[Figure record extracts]
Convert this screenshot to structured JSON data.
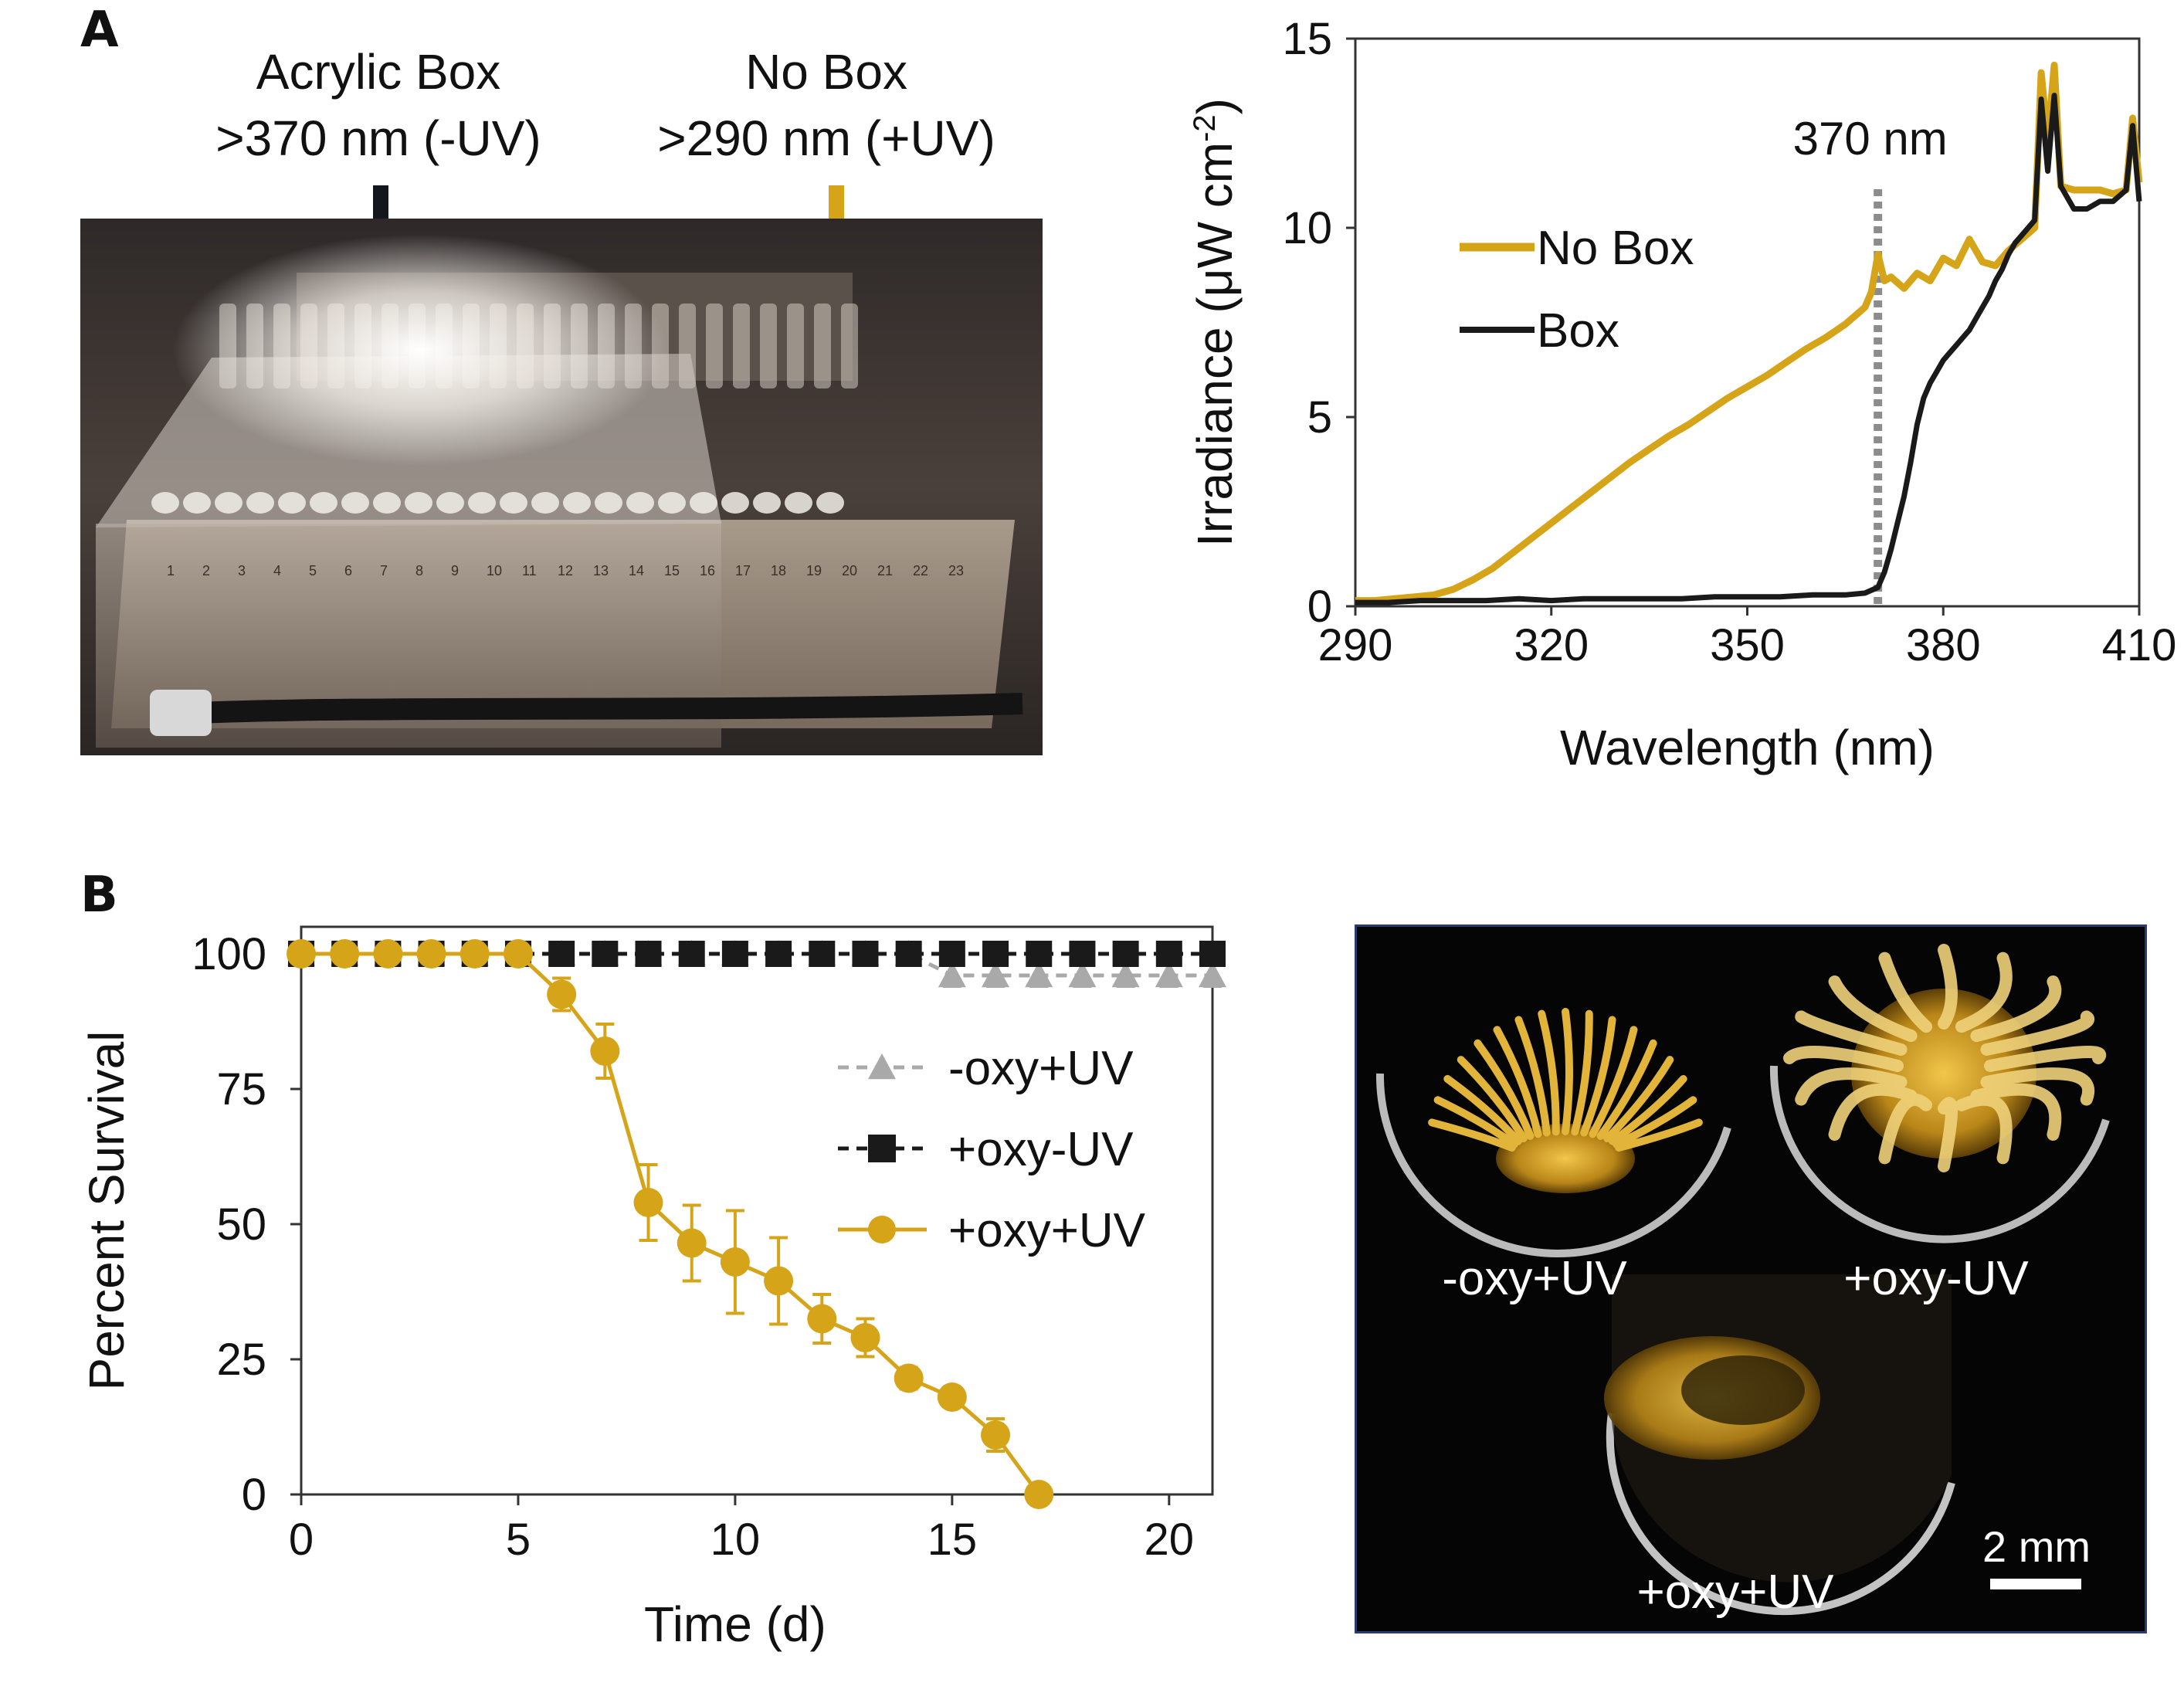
{
  "panel_a": {
    "letter": "A",
    "photo": {
      "box_label_line1": "Acrylic Box",
      "box_label_line2": ">370 nm (-UV)",
      "nobox_label_line1": "No Box",
      "nobox_label_line2": ">290 nm (+UV)",
      "tube_numbers": [
        "1",
        "2",
        "3",
        "4",
        "5",
        "6",
        "7",
        "8",
        "9",
        "10",
        "11",
        "12",
        "13",
        "14",
        "15",
        "16",
        "17",
        "18",
        "19",
        "20",
        "21",
        "22",
        "23"
      ]
    }
  },
  "panel_b": {
    "letter": "B",
    "micrograph": {
      "labels": [
        "-oxy+UV",
        "+oxy-UV",
        "+oxy+UV"
      ],
      "scale_label": "2 mm"
    }
  },
  "colors": {
    "gold": "#d6a419",
    "black": "#1a1a1a",
    "gray": "#a9a9a9",
    "dotted": "#8c8c8c"
  },
  "chart_data": [
    {
      "id": "irradiance",
      "type": "line",
      "title": "",
      "xlabel": "Wavelength (nm)",
      "ylabel": "Irradiance (μW cm⁻²)",
      "ylabel_main": "Irradiance (μW cm",
      "ylabel_sup": "-2",
      "ylabel_end": ")",
      "xlim": [
        290,
        410
      ],
      "ylim": [
        0,
        15
      ],
      "xticks": [
        290,
        320,
        350,
        380,
        410
      ],
      "yticks": [
        0,
        5,
        10,
        15
      ],
      "annotation": {
        "text": "370 nm",
        "x": 370
      },
      "legend": [
        "No Box",
        "Box"
      ],
      "legend_position": "upper-left",
      "series": [
        {
          "name": "No Box",
          "x": [
            290,
            293,
            296,
            299,
            302,
            305,
            308,
            311,
            314,
            317,
            320,
            323,
            326,
            329,
            332,
            335,
            338,
            341,
            344,
            347,
            350,
            353,
            356,
            359,
            362,
            365,
            368,
            369,
            370,
            371,
            372,
            374,
            376,
            378,
            380,
            382,
            384,
            386,
            388,
            390,
            392,
            394,
            395,
            396,
            397,
            398,
            400,
            402,
            404,
            406,
            408,
            409,
            410
          ],
          "y": [
            0.15,
            0.15,
            0.2,
            0.25,
            0.3,
            0.45,
            0.7,
            1.0,
            1.4,
            1.8,
            2.2,
            2.6,
            3.0,
            3.4,
            3.8,
            4.15,
            4.5,
            4.8,
            5.15,
            5.5,
            5.8,
            6.1,
            6.45,
            6.8,
            7.1,
            7.45,
            7.9,
            8.3,
            9.3,
            8.6,
            8.7,
            8.4,
            8.8,
            8.6,
            9.2,
            9.0,
            9.7,
            9.1,
            9.0,
            9.4,
            9.7,
            10.0,
            14.1,
            12.3,
            14.3,
            11.1,
            11.0,
            11.0,
            11.0,
            10.9,
            11.0,
            12.9,
            11.2
          ]
        },
        {
          "name": "Box",
          "x": [
            290,
            295,
            300,
            305,
            310,
            315,
            320,
            325,
            330,
            335,
            340,
            345,
            350,
            355,
            360,
            365,
            368,
            370,
            371,
            372,
            373,
            374,
            375,
            376,
            377,
            378,
            379,
            380,
            381,
            382,
            383,
            384,
            385,
            386,
            387,
            388,
            389,
            390,
            391,
            392,
            393,
            394,
            395,
            396,
            397,
            398,
            400,
            402,
            404,
            406,
            408,
            409,
            410
          ],
          "y": [
            0.1,
            0.1,
            0.15,
            0.15,
            0.15,
            0.2,
            0.15,
            0.2,
            0.2,
            0.2,
            0.2,
            0.25,
            0.25,
            0.25,
            0.3,
            0.3,
            0.35,
            0.5,
            0.9,
            1.5,
            2.2,
            2.9,
            3.8,
            4.8,
            5.5,
            5.9,
            6.2,
            6.5,
            6.7,
            6.9,
            7.1,
            7.3,
            7.6,
            7.9,
            8.2,
            8.6,
            8.9,
            9.3,
            9.6,
            9.8,
            10.0,
            10.2,
            13.4,
            11.5,
            13.5,
            11.1,
            10.5,
            10.5,
            10.7,
            10.7,
            11.0,
            12.7,
            10.7
          ]
        }
      ]
    },
    {
      "id": "survival",
      "type": "line",
      "title": "",
      "xlabel": "Time (d)",
      "ylabel": "Percent Survival",
      "xlim": [
        0,
        21
      ],
      "ylim": [
        0,
        105
      ],
      "xticks": [
        0,
        5,
        10,
        15,
        20
      ],
      "yticks": [
        0,
        25,
        50,
        75,
        100
      ],
      "legend": [
        "-oxy+UV",
        "+oxy-UV",
        "+oxy+UV"
      ],
      "legend_position": "center-right",
      "series": [
        {
          "name": "-oxy+UV",
          "marker": "triangle",
          "line_style": "dashed",
          "x": [
            0,
            1,
            2,
            3,
            4,
            5,
            6,
            7,
            8,
            9,
            10,
            11,
            12,
            13,
            14,
            15,
            16,
            17,
            18,
            19,
            20,
            21
          ],
          "y": [
            100,
            100,
            100,
            100,
            100,
            100,
            100,
            100,
            100,
            100,
            100,
            100,
            100,
            100,
            100,
            96,
            96,
            96,
            96,
            96,
            96,
            96
          ],
          "err": [
            0,
            0,
            0,
            0,
            0,
            0,
            0,
            0,
            0,
            0,
            0,
            0,
            0,
            0,
            0,
            2,
            2,
            2,
            2,
            2,
            2,
            2
          ]
        },
        {
          "name": "+oxy-UV",
          "marker": "square",
          "line_style": "dashed",
          "x": [
            0,
            1,
            2,
            3,
            4,
            5,
            6,
            7,
            8,
            9,
            10,
            11,
            12,
            13,
            14,
            15,
            16,
            17,
            18,
            19,
            20,
            21
          ],
          "y": [
            100,
            100,
            100,
            100,
            100,
            100,
            100,
            100,
            100,
            100,
            100,
            100,
            100,
            100,
            100,
            100,
            100,
            100,
            100,
            100,
            100,
            100
          ],
          "err": [
            0,
            0,
            0,
            0,
            0,
            0,
            0,
            0,
            0,
            0,
            0,
            0,
            0,
            0,
            0,
            0,
            0,
            0,
            0,
            0,
            0,
            0
          ]
        },
        {
          "name": "+oxy+UV",
          "marker": "circle",
          "line_style": "solid",
          "x": [
            0,
            1,
            2,
            3,
            4,
            5,
            6,
            7,
            8,
            9,
            10,
            11,
            12,
            13,
            14,
            15,
            16,
            17
          ],
          "y": [
            100,
            100,
            100,
            100,
            100,
            100,
            92.5,
            82,
            54,
            46.5,
            43,
            39.5,
            32.5,
            29,
            21.5,
            18,
            11,
            0
          ],
          "err": [
            0,
            0,
            0,
            0,
            0,
            0,
            3,
            5,
            7,
            7,
            9.5,
            8,
            4.5,
            3.5,
            2,
            1.5,
            3,
            0
          ]
        }
      ]
    }
  ]
}
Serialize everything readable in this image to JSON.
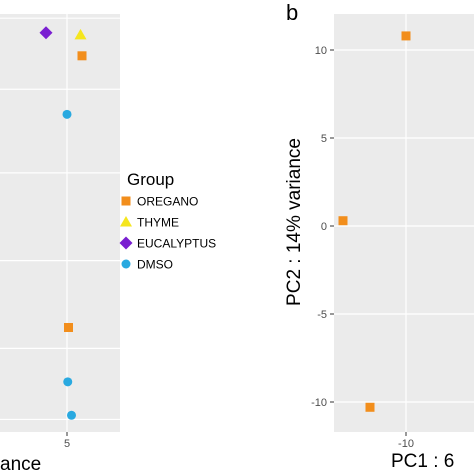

— TASK GOAL —
Set down the records in full and exactly. Do not carry over any image.

— WRITTEN ANSWER —
Convert this screenshot to structured JSON data.
{
  "panel_a": {
    "letter": "A",
    "photo": {
      "box_label_line1": "Acrylic Box",
      "box_label_line2": ">370 nm (-UV)",
      "nobox_label_line1": "No Box",
      "nobox_label_line2": ">290 nm (+UV)",
      "tube_numbers": [
        "1",
        "2",
        "3",
        "4",
        "5",
        "6",
        "7",
        "8",
        "9",
        "10",
        "11",
        "12",
        "13",
        "14",
        "15",
        "16",
        "17",
        "18",
        "19",
        "20",
        "21",
        "22",
        "23"
      ]
    }
  },
  "panel_b": {
    "letter": "B",
    "micrograph": {
      "labels": [
        "-oxy+UV",
        "+oxy-UV",
        "+oxy+UV"
      ],
      "scale_label": "2 mm"
    }
  },
  "colors": {
    "gold": "#d6a419",
    "black": "#1a1a1a",
    "gray": "#a9a9a9",
    "dotted": "#8c8c8c"
  },
  "chart_data": [
    {
      "id": "irradiance",
      "type": "line",
      "title": "",
      "xlabel": "Wavelength (nm)",
      "ylabel": "Irradiance (μW cm⁻²)",
      "ylabel_main": "Irradiance (μW cm",
      "ylabel_sup": "-2",
      "ylabel_end": ")",
      "xlim": [
        290,
        410
      ],
      "ylim": [
        0,
        15
      ],
      "xticks": [
        290,
        320,
        350,
        380,
        410
      ],
      "yticks": [
        0,
        5,
        10,
        15
      ],
      "annotation": {
        "text": "370 nm",
        "x": 370
      },
      "legend": [
        "No Box",
        "Box"
      ],
      "legend_position": "upper-left",
      "series": [
        {
          "name": "No Box",
          "x": [
            290,
            293,
            296,
            299,
            302,
            305,
            308,
            311,
            314,
            317,
            320,
            323,
            326,
            329,
            332,
            335,
            338,
            341,
            344,
            347,
            350,
            353,
            356,
            359,
            362,
            365,
            368,
            369,
            370,
            371,
            372,
            374,
            376,
            378,
            380,
            382,
            384,
            386,
            388,
            390,
            392,
            394,
            395,
            396,
            397,
            398,
            400,
            402,
            404,
            406,
            408,
            409,
            410
          ],
          "y": [
            0.15,
            0.15,
            0.2,
            0.25,
            0.3,
            0.45,
            0.7,
            1.0,
            1.4,
            1.8,
            2.2,
            2.6,
            3.0,
            3.4,
            3.8,
            4.15,
            4.5,
            4.8,
            5.15,
            5.5,
            5.8,
            6.1,
            6.45,
            6.8,
            7.1,
            7.45,
            7.9,
            8.3,
            9.3,
            8.6,
            8.7,
            8.4,
            8.8,
            8.6,
            9.2,
            9.0,
            9.7,
            9.1,
            9.0,
            9.4,
            9.7,
            10.0,
            14.1,
            12.3,
            14.3,
            11.1,
            11.0,
            11.0,
            11.0,
            10.9,
            11.0,
            12.9,
            11.2
          ]
        },
        {
          "name": "Box",
          "x": [
            290,
            295,
            300,
            305,
            310,
            315,
            320,
            325,
            330,
            335,
            340,
            345,
            350,
            355,
            360,
            365,
            368,
            370,
            371,
            372,
            373,
            374,
            375,
            376,
            377,
            378,
            379,
            380,
            381,
            382,
            383,
            384,
            385,
            386,
            387,
            388,
            389,
            390,
            391,
            392,
            393,
            394,
            395,
            396,
            397,
            398,
            400,
            402,
            404,
            406,
            408,
            409,
            410
          ],
          "y": [
            0.1,
            0.1,
            0.15,
            0.15,
            0.15,
            0.2,
            0.15,
            0.2,
            0.2,
            0.2,
            0.2,
            0.25,
            0.25,
            0.25,
            0.3,
            0.3,
            0.35,
            0.5,
            0.9,
            1.5,
            2.2,
            2.9,
            3.8,
            4.8,
            5.5,
            5.9,
            6.2,
            6.5,
            6.7,
            6.9,
            7.1,
            7.3,
            7.6,
            7.9,
            8.2,
            8.6,
            8.9,
            9.3,
            9.6,
            9.8,
            10.0,
            10.2,
            13.4,
            11.5,
            13.5,
            11.1,
            10.5,
            10.5,
            10.7,
            10.7,
            11.0,
            12.7,
            10.7
          ]
        }
      ]
    },
    {
      "id": "survival",
      "type": "line",
      "title": "",
      "xlabel": "Time (d)",
      "ylabel": "Percent Survival",
      "xlim": [
        0,
        21
      ],
      "ylim": [
        0,
        105
      ],
      "xticks": [
        0,
        5,
        10,
        15,
        20
      ],
      "yticks": [
        0,
        25,
        50,
        75,
        100
      ],
      "legend": [
        "-oxy+UV",
        "+oxy-UV",
        "+oxy+UV"
      ],
      "legend_position": "center-right",
      "series": [
        {
          "name": "-oxy+UV",
          "marker": "triangle",
          "line_style": "dashed",
          "x": [
            0,
            1,
            2,
            3,
            4,
            5,
            6,
            7,
            8,
            9,
            10,
            11,
            12,
            13,
            14,
            15,
            16,
            17,
            18,
            19,
            20,
            21
          ],
          "y": [
            100,
            100,
            100,
            100,
            100,
            100,
            100,
            100,
            100,
            100,
            100,
            100,
            100,
            100,
            100,
            96,
            96,
            96,
            96,
            96,
            96,
            96
          ],
          "err": [
            0,
            0,
            0,
            0,
            0,
            0,
            0,
            0,
            0,
            0,
            0,
            0,
            0,
            0,
            0,
            2,
            2,
            2,
            2,
            2,
            2,
            2
          ]
        },
        {
          "name": "+oxy-UV",
          "marker": "square",
          "line_style": "dashed",
          "x": [
            0,
            1,
            2,
            3,
            4,
            5,
            6,
            7,
            8,
            9,
            10,
            11,
            12,
            13,
            14,
            15,
            16,
            17,
            18,
            19,
            20,
            21
          ],
          "y": [
            100,
            100,
            100,
            100,
            100,
            100,
            100,
            100,
            100,
            100,
            100,
            100,
            100,
            100,
            100,
            100,
            100,
            100,
            100,
            100,
            100,
            100
          ],
          "err": [
            0,
            0,
            0,
            0,
            0,
            0,
            0,
            0,
            0,
            0,
            0,
            0,
            0,
            0,
            0,
            0,
            0,
            0,
            0,
            0,
            0,
            0
          ]
        },
        {
          "name": "+oxy+UV",
          "marker": "circle",
          "line_style": "solid",
          "x": [
            0,
            1,
            2,
            3,
            4,
            5,
            6,
            7,
            8,
            9,
            10,
            11,
            12,
            13,
            14,
            15,
            16,
            17
          ],
          "y": [
            100,
            100,
            100,
            100,
            100,
            100,
            92.5,
            82,
            54,
            46.5,
            43,
            39.5,
            32.5,
            29,
            21.5,
            18,
            11,
            0
          ],
          "err": [
            0,
            0,
            0,
            0,
            0,
            0,
            3,
            5,
            7,
            7,
            9.5,
            8,
            4.5,
            3.5,
            2,
            1.5,
            3,
            0
          ]
        }
      ]
    }
  ]
}
Serialize everything readable in this image to JSON.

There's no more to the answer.